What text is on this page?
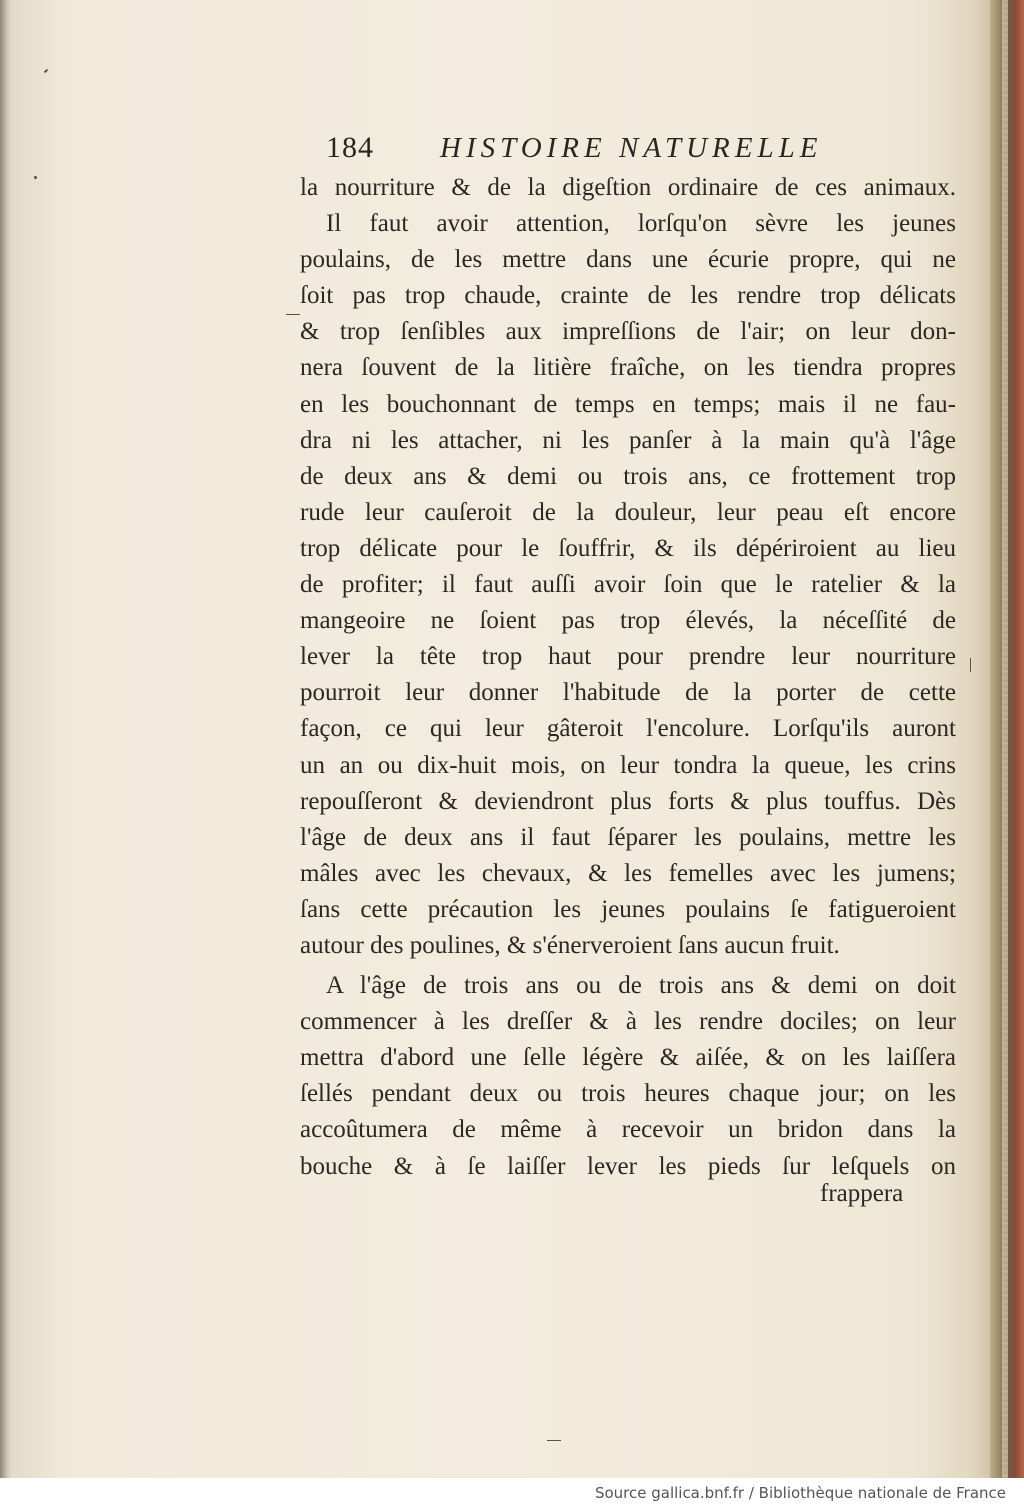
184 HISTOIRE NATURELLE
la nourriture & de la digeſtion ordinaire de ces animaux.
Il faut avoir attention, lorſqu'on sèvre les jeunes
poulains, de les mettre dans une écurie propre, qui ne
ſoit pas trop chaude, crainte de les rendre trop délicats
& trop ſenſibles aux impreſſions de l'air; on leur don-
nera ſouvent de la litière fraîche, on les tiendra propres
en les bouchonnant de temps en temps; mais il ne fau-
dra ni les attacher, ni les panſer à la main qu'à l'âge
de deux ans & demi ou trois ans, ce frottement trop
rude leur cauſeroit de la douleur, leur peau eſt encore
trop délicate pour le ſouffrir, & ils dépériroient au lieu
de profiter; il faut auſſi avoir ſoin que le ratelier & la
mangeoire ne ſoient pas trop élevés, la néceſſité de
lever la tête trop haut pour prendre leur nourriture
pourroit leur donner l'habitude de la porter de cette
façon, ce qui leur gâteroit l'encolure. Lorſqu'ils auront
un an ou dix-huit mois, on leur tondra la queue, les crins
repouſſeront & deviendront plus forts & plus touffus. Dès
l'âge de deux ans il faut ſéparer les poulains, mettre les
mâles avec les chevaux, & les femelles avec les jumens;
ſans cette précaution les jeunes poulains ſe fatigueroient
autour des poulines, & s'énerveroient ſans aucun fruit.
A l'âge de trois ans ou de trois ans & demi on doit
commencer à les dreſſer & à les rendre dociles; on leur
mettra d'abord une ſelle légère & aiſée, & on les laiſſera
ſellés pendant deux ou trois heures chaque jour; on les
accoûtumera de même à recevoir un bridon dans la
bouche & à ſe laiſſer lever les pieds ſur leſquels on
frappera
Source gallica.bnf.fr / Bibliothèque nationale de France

....................

INSTRUCTIONS FOR THE TASK » Look through the material above. Copy each line where the word "nourriture" appears.

TASK RESPONSE »
la nourriture & de la digeſtion ordinaire de ces animaux.
lever la tête trop haut pour prendre leur nourriture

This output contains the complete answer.